● PROBLEM DESCRIPTION: Using the listing below, please gather every line containing the word "logo".

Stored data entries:
◇ ◇ ◇ ◇
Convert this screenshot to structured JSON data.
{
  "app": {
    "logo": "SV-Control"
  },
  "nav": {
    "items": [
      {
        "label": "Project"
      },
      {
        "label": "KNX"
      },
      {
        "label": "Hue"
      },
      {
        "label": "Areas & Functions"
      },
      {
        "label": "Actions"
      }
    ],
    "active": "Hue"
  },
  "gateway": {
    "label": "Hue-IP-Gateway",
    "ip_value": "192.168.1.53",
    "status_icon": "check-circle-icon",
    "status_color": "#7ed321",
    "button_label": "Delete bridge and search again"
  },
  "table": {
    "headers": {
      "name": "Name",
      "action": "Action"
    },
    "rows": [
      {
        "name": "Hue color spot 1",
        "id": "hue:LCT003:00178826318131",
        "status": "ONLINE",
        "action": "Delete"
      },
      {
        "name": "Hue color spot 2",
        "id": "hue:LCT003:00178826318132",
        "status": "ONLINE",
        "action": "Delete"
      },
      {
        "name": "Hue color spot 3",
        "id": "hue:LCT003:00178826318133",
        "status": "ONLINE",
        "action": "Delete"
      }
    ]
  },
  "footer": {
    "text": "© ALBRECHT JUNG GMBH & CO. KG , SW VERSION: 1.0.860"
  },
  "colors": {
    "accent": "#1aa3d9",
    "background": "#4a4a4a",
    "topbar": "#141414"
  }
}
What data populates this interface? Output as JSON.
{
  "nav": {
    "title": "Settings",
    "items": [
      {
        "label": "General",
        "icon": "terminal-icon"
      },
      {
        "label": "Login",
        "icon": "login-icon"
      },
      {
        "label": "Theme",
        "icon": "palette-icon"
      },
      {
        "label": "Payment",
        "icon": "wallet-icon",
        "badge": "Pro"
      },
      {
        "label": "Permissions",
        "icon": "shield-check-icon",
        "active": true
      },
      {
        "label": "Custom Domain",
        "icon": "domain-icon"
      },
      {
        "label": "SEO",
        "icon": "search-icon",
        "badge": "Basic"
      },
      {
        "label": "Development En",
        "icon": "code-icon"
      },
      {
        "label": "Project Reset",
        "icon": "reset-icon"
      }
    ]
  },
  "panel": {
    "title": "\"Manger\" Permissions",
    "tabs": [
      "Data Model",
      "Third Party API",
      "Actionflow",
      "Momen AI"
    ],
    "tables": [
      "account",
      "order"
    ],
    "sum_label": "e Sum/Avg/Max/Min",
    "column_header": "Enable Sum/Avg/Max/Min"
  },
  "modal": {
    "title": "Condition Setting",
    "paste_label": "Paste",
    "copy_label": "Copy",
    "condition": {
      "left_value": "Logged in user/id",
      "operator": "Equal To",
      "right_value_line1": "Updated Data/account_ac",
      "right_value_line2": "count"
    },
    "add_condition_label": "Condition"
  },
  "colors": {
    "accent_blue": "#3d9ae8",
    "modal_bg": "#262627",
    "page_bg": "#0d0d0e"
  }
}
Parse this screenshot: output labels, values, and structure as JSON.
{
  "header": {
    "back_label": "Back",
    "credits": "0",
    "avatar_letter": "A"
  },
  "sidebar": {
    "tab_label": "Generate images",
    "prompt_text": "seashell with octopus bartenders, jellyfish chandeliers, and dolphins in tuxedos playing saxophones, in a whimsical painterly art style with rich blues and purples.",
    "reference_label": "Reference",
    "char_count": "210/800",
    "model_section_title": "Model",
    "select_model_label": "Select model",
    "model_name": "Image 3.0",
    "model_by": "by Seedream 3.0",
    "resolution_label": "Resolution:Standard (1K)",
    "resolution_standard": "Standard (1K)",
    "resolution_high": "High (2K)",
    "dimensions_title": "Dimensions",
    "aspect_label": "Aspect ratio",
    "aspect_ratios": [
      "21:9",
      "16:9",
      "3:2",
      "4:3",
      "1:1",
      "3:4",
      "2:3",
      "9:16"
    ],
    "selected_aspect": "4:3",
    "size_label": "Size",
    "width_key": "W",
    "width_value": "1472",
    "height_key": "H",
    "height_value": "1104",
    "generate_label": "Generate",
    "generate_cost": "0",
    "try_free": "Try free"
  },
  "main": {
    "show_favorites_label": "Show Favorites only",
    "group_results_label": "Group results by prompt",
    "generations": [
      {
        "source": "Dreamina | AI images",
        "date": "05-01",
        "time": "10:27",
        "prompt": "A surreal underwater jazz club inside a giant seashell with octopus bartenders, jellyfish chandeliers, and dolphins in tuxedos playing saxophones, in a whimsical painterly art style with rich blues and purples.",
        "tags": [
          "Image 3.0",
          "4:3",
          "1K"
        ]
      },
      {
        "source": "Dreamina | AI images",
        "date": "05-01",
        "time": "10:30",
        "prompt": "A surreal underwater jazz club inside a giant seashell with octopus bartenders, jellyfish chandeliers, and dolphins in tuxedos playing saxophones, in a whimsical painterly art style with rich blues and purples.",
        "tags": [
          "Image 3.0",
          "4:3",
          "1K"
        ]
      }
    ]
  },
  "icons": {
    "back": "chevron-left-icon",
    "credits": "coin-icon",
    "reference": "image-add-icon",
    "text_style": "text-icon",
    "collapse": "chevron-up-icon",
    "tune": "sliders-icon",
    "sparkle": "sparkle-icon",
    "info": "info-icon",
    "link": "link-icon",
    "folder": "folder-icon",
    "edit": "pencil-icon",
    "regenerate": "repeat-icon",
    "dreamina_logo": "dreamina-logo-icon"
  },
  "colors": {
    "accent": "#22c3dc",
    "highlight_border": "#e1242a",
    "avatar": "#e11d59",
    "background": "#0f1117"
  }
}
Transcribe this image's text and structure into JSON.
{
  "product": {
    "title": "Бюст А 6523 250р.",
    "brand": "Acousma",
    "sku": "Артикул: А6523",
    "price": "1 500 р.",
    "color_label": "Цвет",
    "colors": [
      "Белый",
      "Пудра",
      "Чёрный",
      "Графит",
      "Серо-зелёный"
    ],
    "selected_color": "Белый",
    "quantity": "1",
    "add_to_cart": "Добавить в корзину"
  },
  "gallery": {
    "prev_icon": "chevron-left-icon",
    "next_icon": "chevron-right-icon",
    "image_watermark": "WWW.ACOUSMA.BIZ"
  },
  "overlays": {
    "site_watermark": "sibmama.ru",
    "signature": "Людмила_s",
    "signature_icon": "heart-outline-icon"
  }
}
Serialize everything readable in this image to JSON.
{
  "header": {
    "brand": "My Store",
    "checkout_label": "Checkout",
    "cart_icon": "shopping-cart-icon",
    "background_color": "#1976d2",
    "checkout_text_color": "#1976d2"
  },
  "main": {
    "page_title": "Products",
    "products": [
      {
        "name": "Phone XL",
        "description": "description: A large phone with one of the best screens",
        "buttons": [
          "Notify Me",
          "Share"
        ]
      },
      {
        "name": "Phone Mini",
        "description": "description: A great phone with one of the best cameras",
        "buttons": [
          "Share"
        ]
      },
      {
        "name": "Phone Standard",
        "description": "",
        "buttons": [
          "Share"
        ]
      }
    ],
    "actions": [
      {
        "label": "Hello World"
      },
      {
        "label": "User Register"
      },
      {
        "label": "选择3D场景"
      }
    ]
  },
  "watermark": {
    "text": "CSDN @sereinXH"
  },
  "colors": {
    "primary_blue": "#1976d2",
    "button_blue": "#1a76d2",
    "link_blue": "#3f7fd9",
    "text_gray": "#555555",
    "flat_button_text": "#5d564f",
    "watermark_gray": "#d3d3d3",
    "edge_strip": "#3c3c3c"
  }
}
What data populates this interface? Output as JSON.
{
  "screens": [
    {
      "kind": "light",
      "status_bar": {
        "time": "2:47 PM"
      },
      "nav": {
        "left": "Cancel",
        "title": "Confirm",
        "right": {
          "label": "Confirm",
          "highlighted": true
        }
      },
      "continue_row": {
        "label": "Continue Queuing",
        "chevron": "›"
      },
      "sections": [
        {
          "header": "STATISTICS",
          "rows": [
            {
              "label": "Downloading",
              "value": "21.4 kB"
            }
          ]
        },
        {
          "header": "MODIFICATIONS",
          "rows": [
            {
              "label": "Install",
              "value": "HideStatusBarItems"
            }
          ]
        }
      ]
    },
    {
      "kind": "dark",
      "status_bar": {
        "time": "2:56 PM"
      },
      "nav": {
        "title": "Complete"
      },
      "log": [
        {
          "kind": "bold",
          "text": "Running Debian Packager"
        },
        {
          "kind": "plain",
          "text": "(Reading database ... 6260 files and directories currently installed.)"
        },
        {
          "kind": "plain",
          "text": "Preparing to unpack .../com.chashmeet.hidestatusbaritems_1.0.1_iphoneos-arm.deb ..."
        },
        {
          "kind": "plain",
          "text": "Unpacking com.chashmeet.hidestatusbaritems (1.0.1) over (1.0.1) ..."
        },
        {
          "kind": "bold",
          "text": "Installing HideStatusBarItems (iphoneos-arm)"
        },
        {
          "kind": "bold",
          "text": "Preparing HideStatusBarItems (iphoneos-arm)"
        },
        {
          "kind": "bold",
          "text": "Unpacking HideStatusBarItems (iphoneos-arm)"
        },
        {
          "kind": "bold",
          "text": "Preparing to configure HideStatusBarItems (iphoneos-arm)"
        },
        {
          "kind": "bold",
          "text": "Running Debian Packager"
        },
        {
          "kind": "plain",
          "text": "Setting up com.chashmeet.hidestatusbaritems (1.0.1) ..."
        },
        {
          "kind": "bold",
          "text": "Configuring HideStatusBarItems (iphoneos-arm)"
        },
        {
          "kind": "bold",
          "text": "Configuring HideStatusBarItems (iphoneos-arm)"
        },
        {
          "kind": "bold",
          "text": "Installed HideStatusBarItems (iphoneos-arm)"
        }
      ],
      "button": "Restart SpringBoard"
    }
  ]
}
◇ ◇ ◇ ◇
● RESPONSE TO THE EXERCISE:
    "logo": "SV-Control"
    "dreamina_logo": "dreamina-logo-icon"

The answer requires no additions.